═══ ENTRIES
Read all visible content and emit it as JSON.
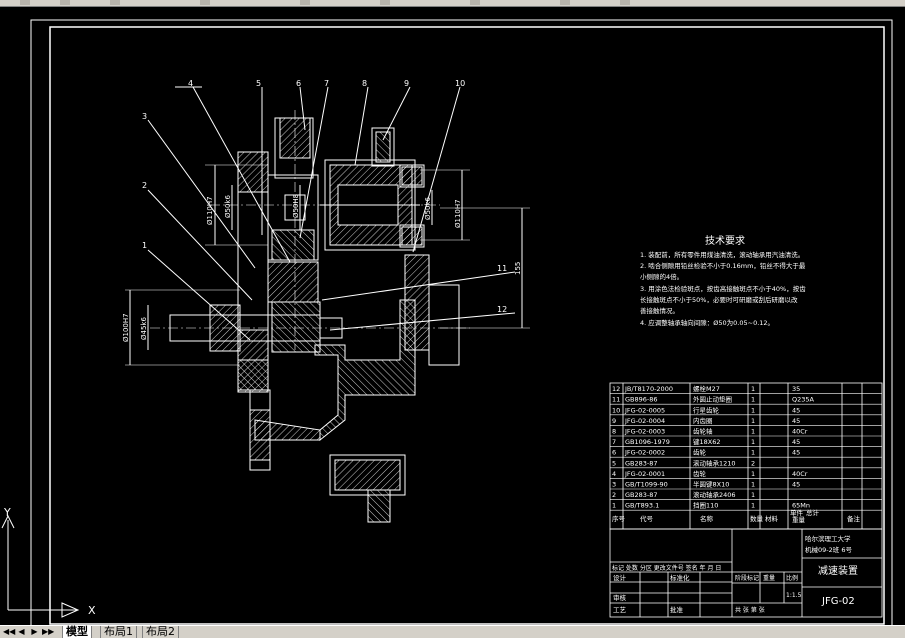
{
  "tabs": [
    {
      "label": "模型"
    },
    {
      "label": "布局1"
    },
    {
      "label": "布局2"
    }
  ],
  "drawing": {
    "part_numbers": [
      "1",
      "2",
      "3",
      "4",
      "5",
      "6",
      "7",
      "8",
      "9",
      "10",
      "11",
      "12"
    ],
    "dims": {
      "d1": "Ø110H7",
      "d2": "Ø50k6",
      "d3": "Ø50H8",
      "d4": "Ø50k6",
      "d5": "Ø110H7",
      "d6": "Ø100H7",
      "d7": "Ø45k6",
      "d8": "155"
    },
    "tech_req": {
      "title": "技术要求",
      "lines": [
        "1. 装配前，所有零件用煤油清洗，滚动轴承用汽油清洗。",
        "2. 啮合侧隙用铅丝检验不小于0.16mm，铅丝不得大于最",
        "   小侧隙的4倍。",
        "3. 用涂色法检验斑点，按齿高接触斑点不小于40%，按齿",
        "   长接触斑点不小于50%，必要时可研磨或刮后研磨以改",
        "   善接触情况。",
        "4. 应调整轴承轴向间隙：Ø50为0.05~0.12。"
      ]
    },
    "bom": [
      {
        "no": "12",
        "code": "JB/T8170-2000",
        "name": "螺栓M27",
        "qty": "1",
        "material": "35"
      },
      {
        "no": "11",
        "code": "GB896-86",
        "name": "外圆止动垫圈",
        "qty": "1",
        "material": "Q235A"
      },
      {
        "no": "10",
        "code": "JFG-02-0005",
        "name": "行星齿轮",
        "qty": "1",
        "material": "45"
      },
      {
        "no": "9",
        "code": "JFG-02-0004",
        "name": "内齿圈",
        "qty": "1",
        "material": "45"
      },
      {
        "no": "8",
        "code": "JFG-02-0003",
        "name": "齿轮轴",
        "qty": "1",
        "material": "40Cr"
      },
      {
        "no": "7",
        "code": "GB1096-1979",
        "name": "键18X62",
        "qty": "1",
        "material": "45"
      },
      {
        "no": "6",
        "code": "JFG-02-0002",
        "name": "齿轮",
        "qty": "1",
        "material": "45"
      },
      {
        "no": "5",
        "code": "GB283-87",
        "name": "滚动轴承1210",
        "qty": "2",
        "material": ""
      },
      {
        "no": "4",
        "code": "JFG-02-0001",
        "name": "齿轮",
        "qty": "1",
        "material": "40Cr"
      },
      {
        "no": "3",
        "code": "GB/T1099-90",
        "name": "半圆键8X10",
        "qty": "1",
        "material": "45"
      },
      {
        "no": "2",
        "code": "GB283-87",
        "name": "滚动轴承2406",
        "qty": "1",
        "material": ""
      },
      {
        "no": "1",
        "code": "GB/T893.1",
        "name": "挡圈110",
        "qty": "1",
        "material": "65Mn"
      }
    ],
    "bom_header": {
      "no": "序号",
      "code": "代号",
      "name": "名称",
      "qty": "数量",
      "material": "材料",
      "unit_weight": "单件",
      "total_weight": "总计",
      "weight": "重量",
      "remark": "备注"
    },
    "title_block": {
      "school": "哈尔滨理工大学",
      "class": "机械09-2班 6号",
      "drawing_name": "减速装置",
      "drawing_no": "JFG-02",
      "scale": "1:1.5",
      "design": "设计",
      "standard": "标准化",
      "review": "审核",
      "process": "工艺",
      "approve": "批准",
      "stage_label": "阶段标记",
      "weight_label": "重量",
      "scale_label": "比例",
      "sheets": "共  张  第  张",
      "rev_row": "标记 处数 分区 更改文件号 签名 年 月 日"
    }
  },
  "ucs": {
    "x_label": "X",
    "y_label": "Y"
  },
  "colors": {
    "bg": "#000000",
    "lines": "#ffffff",
    "ui": "#d4d0c8"
  }
}
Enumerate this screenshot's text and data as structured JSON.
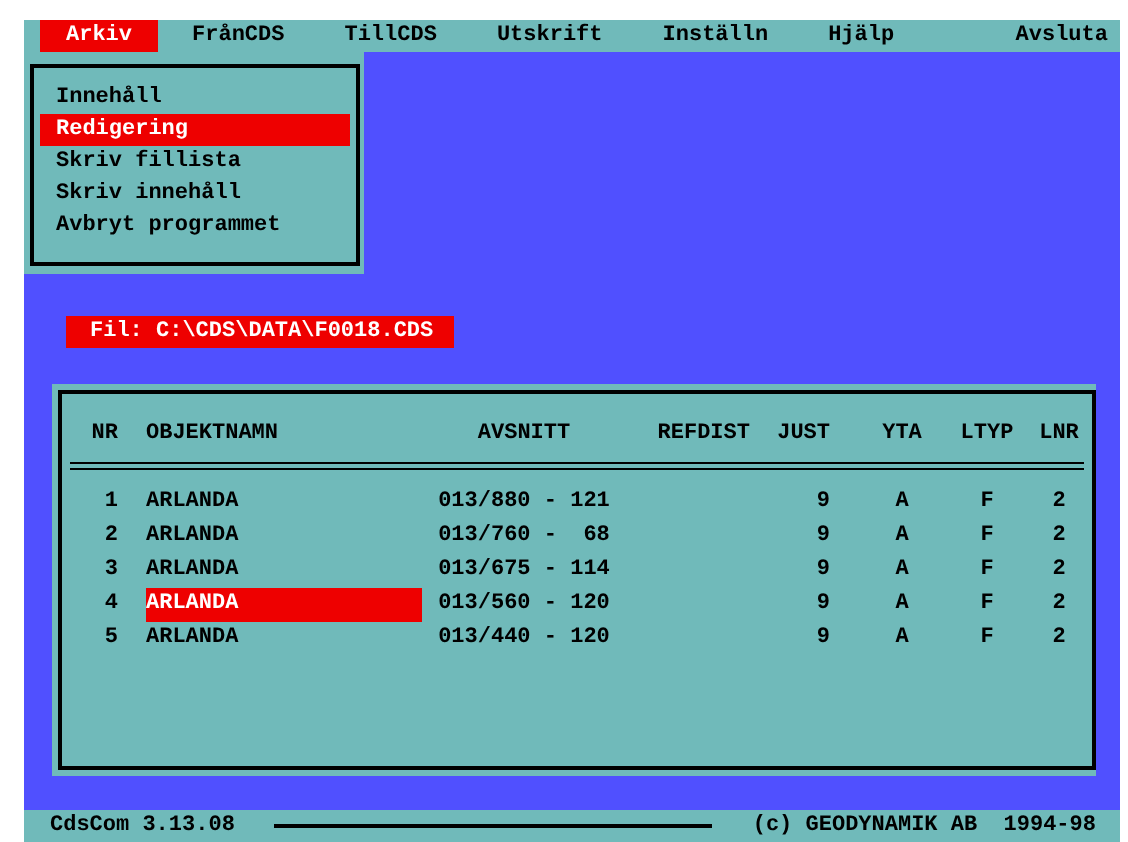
══════
WORK REQUIRED
Retype all the records shown above, character for character. Omit every picture.

FINISHED ANSWER
Read all visible content and emit it as JSON.
{
  "tabs": [
    {
      "label": "模型"
    },
    {
      "label": "布局1"
    },
    {
      "label": "布局2"
    }
  ],
  "drawing": {
    "part_numbers": [
      "1",
      "2",
      "3",
      "4",
      "5",
      "6",
      "7",
      "8",
      "9",
      "10",
      "11",
      "12"
    ],
    "dims": {
      "d1": "Ø110H7",
      "d2": "Ø50k6",
      "d3": "Ø50H8",
      "d4": "Ø50k6",
      "d5": "Ø110H7",
      "d6": "Ø100H7",
      "d7": "Ø45k6",
      "d8": "155"
    },
    "tech_req": {
      "title": "技术要求",
      "lines": [
        "1. 装配前，所有零件用煤油清洗，滚动轴承用汽油清洗。",
        "2. 啮合侧隙用铅丝检验不小于0.16mm，铅丝不得大于最",
        "   小侧隙的4倍。",
        "3. 用涂色法检验斑点，按齿高接触斑点不小于40%，按齿",
        "   长接触斑点不小于50%，必要时可研磨或刮后研磨以改",
        "   善接触情况。",
        "4. 应调整轴承轴向间隙：Ø50为0.05~0.12。"
      ]
    },
    "bom": [
      {
        "no": "12",
        "code": "JB/T8170-2000",
        "name": "螺栓M27",
        "qty": "1",
        "material": "35"
      },
      {
        "no": "11",
        "code": "GB896-86",
        "name": "外圆止动垫圈",
        "qty": "1",
        "material": "Q235A"
      },
      {
        "no": "10",
        "code": "JFG-02-0005",
        "name": "行星齿轮",
        "qty": "1",
        "material": "45"
      },
      {
        "no": "9",
        "code": "JFG-02-0004",
        "name": "内齿圈",
        "qty": "1",
        "material": "45"
      },
      {
        "no": "8",
        "code": "JFG-02-0003",
        "name": "齿轮轴",
        "qty": "1",
        "material": "40Cr"
      },
      {
        "no": "7",
        "code": "GB1096-1979",
        "name": "键18X62",
        "qty": "1",
        "material": "45"
      },
      {
        "no": "6",
        "code": "JFG-02-0002",
        "name": "齿轮",
        "qty": "1",
        "material": "45"
      },
      {
        "no": "5",
        "code": "GB283-87",
        "name": "滚动轴承1210",
        "qty": "2",
        "material": ""
      },
      {
        "no": "4",
        "code": "JFG-02-0001",
        "name": "齿轮",
        "qty": "1",
        "material": "40Cr"
      },
      {
        "no": "3",
        "code": "GB/T1099-90",
        "name": "半圆键8X10",
        "qty": "1",
        "material": "45"
      },
      {
        "no": "2",
        "code": "GB283-87",
        "name": "滚动轴承2406",
        "qty": "1",
        "material": ""
      },
      {
        "no": "1",
        "code": "GB/T893.1",
        "name": "挡圈110",
        "qty": "1",
        "material": "65Mn"
      }
    ],
    "bom_header": {
      "no": "序号",
      "code": "代号",
      "name": "名称",
      "qty": "数量",
      "material": "材料",
      "unit_weight": "单件",
      "total_weight": "总计",
      "weight": "重量",
      "remark": "备注"
    },
    "title_block": {
      "school": "哈尔滨理工大学",
      "class": "机械09-2班 6号",
      "drawing_name": "减速装置",
      "drawing_no": "JFG-02",
      "scale": "1:1.5",
      "design": "设计",
      "standard": "标准化",
      "review": "审核",
      "process": "工艺",
      "approve": "批准",
      "stage_label": "阶段标记",
      "weight_label": "重量",
      "scale_label": "比例",
      "sheets": "共  张  第  张",
      "rev_row": "标记 处数 分区 更改文件号 签名 年 月 日"
    }
  },
  "ucs": {
    "x_label": "X",
    "y_label": "Y"
  },
  "colors": {
    "bg": "#000000",
    "lines": "#ffffff",
    "ui": "#d4d0c8"
  }
}
Enumerate this screenshot's text and data as structured JSON.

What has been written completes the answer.